*** Passage to read Section Begins ***


    F them!

  2. Anyone who says that Lead Poisoning is caused by consumption of non-airborne lead is either a liar or a fool and probably both. Your body will not absorb even an inordinately large amount of lead that has not been heated, broken down into super fine particles, or made airborne. You can swallow a chunk of Lead and not get Lead Poisoning. Just don’t powder it before you eat it, and you’ll be fine.

    You can have a bullet lodged in your body for decades and not get Lead Poisoning. People used to use Lead “silverware” for centuries and nobody got ill from it. Why? Because Silver is expensive. Tin ware, like Tin cups, is mostly Lead. Lead was used in plumbing pipes for centuries, and used in the Solder to seal those pipes almost exclusively right up until the 1970’s. Lead was legal to use to seal food containers until 1997.

    Lead cookware, now that’s another story.

    The alternatives to Lead are just as deadly to the human body, and you’re just as susceptible to heavy metal poisoning by being exposed to them as you are to lead, and in many cases, you are more susceptible to being poisoned by them. All heavy metals are inherently unhealthy for you, including things your body uses, like Copper and Zinc. Get too much, and they will make you severely ill and can cause irreparable damage to you nervous and immune systems.

    The only real benefit to Lead alternatives is that they are not currently, but can be easily made more cheaply than Lead, since most of them such as Bismuth, are added to Steel, and they are drastically harder than Lead, which means they shoot through body armor with aplomb. Things like Zinc bullets are dramatically harder than Lead and can be cast, with the added bonus of not Leading your bore. Harder + Lighter and Faster = Body Armor penetrating. They can outlaw Lead, or they can legalize armor piercing ammo, they can’t do both.

  3. Tom:

    You are right about leaded gasoline.

    Removing the lead from gasoline lowered the blood lead-levels of the American population dramatically — to such an extent I’ve been wondering why it isn’t shouted from the housetops as the environmental success that it was.

    I suspect the answer is that the promised health benefits of that success have never materialized — and admitting that would undercut the real agenda behind the environmental lead hysteria. So, better to keep quiet about the success that wasn’t.

    I can recall when the abysmal performance of urban school kids was blamed partially on their high lead levels due to atmospheric lead pollution from high traffic concentrations. That “health problem” has largely been corrected, but their scholastic performance is worse than ever. So, better to forget the claims of the past, to save the credibility of the claims being made for the future.

*** Passage to read Section Ends ***

Your tasks:
[A] According to the comments on lead, until what year was it legal to use lead to seal food containers?
[B] Continue the comments on lead from the point where they stop.
The records that come next are separate material and have no connection to the comments on lead.

*** Given data Section Begins ***

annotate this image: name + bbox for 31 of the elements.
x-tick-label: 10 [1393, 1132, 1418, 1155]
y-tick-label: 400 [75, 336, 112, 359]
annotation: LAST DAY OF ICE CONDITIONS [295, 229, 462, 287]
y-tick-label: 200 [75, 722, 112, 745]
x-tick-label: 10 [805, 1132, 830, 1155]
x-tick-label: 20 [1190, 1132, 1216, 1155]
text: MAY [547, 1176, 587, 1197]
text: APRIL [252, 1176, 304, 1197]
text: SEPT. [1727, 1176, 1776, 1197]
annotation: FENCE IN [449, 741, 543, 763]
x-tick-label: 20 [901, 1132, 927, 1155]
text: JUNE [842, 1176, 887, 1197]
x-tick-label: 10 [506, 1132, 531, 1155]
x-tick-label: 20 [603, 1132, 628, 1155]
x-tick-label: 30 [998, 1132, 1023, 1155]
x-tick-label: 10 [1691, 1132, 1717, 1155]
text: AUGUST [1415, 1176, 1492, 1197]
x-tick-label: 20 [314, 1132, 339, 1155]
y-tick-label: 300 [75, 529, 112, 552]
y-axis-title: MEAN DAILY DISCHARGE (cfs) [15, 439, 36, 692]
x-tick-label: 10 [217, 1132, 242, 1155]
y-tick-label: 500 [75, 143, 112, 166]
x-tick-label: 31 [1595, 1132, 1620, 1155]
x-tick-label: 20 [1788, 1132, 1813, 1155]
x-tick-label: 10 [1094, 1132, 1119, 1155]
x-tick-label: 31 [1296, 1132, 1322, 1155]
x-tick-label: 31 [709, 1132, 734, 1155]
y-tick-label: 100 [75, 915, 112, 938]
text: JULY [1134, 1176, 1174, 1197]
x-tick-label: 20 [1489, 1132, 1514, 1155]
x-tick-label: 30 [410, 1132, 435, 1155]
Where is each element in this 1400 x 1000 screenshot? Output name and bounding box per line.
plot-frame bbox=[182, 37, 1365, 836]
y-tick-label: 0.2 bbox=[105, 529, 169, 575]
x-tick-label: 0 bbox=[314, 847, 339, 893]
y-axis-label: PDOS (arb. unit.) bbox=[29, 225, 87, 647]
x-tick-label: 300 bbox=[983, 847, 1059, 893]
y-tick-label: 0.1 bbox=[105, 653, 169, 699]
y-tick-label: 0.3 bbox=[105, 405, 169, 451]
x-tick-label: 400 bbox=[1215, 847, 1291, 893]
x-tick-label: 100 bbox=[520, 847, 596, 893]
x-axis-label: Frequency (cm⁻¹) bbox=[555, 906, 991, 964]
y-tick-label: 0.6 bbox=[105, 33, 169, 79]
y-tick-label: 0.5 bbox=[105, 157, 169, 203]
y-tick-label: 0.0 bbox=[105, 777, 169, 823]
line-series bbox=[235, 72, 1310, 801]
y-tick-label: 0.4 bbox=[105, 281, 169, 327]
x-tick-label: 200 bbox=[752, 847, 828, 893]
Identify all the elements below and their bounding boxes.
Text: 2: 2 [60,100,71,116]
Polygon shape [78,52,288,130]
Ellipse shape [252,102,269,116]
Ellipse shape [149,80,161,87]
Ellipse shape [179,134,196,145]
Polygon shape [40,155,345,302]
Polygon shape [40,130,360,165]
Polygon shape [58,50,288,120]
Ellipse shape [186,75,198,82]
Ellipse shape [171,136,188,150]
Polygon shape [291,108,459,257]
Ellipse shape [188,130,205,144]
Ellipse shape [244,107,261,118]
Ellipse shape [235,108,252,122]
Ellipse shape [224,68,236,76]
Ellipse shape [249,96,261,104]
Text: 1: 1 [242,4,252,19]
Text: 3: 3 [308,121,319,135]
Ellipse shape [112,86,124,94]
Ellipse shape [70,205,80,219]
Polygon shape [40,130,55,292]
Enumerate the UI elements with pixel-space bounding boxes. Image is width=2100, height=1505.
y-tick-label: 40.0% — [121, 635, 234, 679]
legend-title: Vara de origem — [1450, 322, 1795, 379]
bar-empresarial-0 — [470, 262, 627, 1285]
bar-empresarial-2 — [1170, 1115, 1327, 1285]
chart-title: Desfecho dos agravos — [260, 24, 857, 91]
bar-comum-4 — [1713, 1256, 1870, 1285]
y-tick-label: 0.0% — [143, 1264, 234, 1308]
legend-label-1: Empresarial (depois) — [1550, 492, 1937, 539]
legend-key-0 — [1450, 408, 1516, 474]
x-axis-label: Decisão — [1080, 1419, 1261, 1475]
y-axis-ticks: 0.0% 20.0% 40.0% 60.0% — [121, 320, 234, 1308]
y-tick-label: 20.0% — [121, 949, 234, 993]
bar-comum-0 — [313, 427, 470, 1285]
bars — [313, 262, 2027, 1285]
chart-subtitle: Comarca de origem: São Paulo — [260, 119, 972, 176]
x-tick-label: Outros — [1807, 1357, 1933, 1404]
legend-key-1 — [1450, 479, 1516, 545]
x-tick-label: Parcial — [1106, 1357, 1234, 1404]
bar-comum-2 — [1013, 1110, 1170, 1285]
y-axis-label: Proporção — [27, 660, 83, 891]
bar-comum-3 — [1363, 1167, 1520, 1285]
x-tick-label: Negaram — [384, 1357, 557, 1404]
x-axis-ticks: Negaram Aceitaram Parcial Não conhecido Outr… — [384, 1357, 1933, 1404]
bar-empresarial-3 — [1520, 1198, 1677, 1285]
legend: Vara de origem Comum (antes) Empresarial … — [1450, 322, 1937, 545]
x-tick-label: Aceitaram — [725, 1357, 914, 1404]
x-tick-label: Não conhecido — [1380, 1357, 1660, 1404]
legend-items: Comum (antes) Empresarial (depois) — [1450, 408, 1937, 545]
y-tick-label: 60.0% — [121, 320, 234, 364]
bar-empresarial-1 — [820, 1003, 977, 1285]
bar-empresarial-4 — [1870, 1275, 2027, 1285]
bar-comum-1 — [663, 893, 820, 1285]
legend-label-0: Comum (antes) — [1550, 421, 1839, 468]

*** Given data Section Ends ***

Answers for this exercise:
[A] 1997

[B]
  4. Here is another thing that various factions tend to not realize (I work for an engineering firm that frequently cleans up and remediates shooting ranges)….if a range operator switches from lead shot to steel shot (under the assumption that it is ecologically healthier), you will be in for a big surprise. Switching from lead to steel has some merits for the toxicological considerations of blood lead exposure, but the ecological considerations of laying steel shot over top of existing lead shot (known as “legacy lead”) are significant. Steel shot corrodes 22 times faster than lead shot (plus it corrodes in air as well as water)…locations where corroded steel shot exists over top of corroded lead shot (or bullets) means that the steel shot will go colloidal (meaning the corroded particulare aspect of the steel shot makes it a great transport mechanism for latching onto the lead components and allowing for a ready migration of that material over cross a wide range of ecological receptors. The wost of these are that the lead binds with the collodial steel and allows it to enter and pollute groundwater and other surface ecological features. The only way you can avoid this phenomena is to not lay steel rounds over top of any lead shot…does anyone have any idea of what it would cost to totally clean up and remove every aspect of lead from those areas? More than you can imagine, one shooting range we are currently cleaning up right now, includes having to restore the ecology of a nearby lake..it is slated to cost around 29 million dollars to clean up.